Collected data:
• • •

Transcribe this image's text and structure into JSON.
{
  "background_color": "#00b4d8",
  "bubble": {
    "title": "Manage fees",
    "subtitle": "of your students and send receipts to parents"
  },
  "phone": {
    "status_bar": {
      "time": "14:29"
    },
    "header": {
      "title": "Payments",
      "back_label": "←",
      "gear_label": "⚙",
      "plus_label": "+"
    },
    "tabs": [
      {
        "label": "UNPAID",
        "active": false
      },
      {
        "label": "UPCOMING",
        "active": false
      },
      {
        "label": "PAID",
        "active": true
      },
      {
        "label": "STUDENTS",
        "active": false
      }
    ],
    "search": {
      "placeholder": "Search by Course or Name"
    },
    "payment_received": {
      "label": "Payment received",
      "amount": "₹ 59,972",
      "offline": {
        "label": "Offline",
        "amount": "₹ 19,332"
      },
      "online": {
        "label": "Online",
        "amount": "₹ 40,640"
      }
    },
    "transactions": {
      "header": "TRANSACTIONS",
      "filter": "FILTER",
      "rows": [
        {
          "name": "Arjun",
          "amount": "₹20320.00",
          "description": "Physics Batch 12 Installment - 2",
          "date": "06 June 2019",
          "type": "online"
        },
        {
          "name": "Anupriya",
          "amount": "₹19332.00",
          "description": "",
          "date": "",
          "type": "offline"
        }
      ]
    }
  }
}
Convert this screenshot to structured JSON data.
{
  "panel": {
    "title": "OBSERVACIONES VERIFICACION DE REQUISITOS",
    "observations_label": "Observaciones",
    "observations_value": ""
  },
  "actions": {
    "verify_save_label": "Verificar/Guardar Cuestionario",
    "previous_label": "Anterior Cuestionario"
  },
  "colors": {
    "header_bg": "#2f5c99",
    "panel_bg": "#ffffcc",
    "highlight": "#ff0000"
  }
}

• • •

WHAT YOU SHOULD DO: Would you copy out each line exactly as written?

WRITTEN ANSWER:
Transcribe this image's text and structure into JSON.
{
  "background_color": "#00b4d8",
  "bubble": {
    "title": "Manage fees",
    "subtitle": "of your students and send receipts to parents"
  },
  "phone": {
    "status_bar": {
      "time": "14:29"
    },
    "header": {
      "title": "Payments",
      "back_label": "←",
      "gear_label": "⚙",
      "plus_label": "+"
    },
    "tabs": [
      {
        "label": "UNPAID",
        "active": false
      },
      {
        "label": "UPCOMING",
        "active": false
      },
      {
        "label": "PAID",
        "active": true
      },
      {
        "label": "STUDENTS",
        "active": false
      }
    ],
    "search": {
      "placeholder": "Search by Course or Name"
    },
    "payment_received": {
      "label": "Payment received",
      "amount": "₹ 59,972",
      "offline": {
        "label": "Offline",
        "amount": "₹ 19,332"
      },
      "online": {
        "label": "Online",
        "amount": "₹ 40,640"
      }
    },
    "transactions": {
      "header": "TRANSACTIONS",
      "filter": "FILTER",
      "rows": [
        {
          "name": "Arjun",
          "amount": "₹20320.00",
          "description": "Physics Batch 12 Installment - 2",
          "date": "06 June 2019",
          "type": "online"
        },
        {
          "name": "Anupriya",
          "amount": "₹19332.00",
          "description": "",
          "date": "",
          "type": "offline"
        }
      ]
    }
  }
}
Convert this screenshot to structured JSON data.
{
  "panel": {
    "title": "OBSERVACIONES VERIFICACION DE REQUISITOS",
    "observations_label": "Observaciones",
    "observations_value": ""
  },
  "actions": {
    "verify_save_label": "Verificar/Guardar Cuestionario",
    "previous_label": "Anterior Cuestionario"
  },
  "colors": {
    "header_bg": "#2f5c99",
    "panel_bg": "#ffffcc",
    "highlight": "#ff0000"
  }
}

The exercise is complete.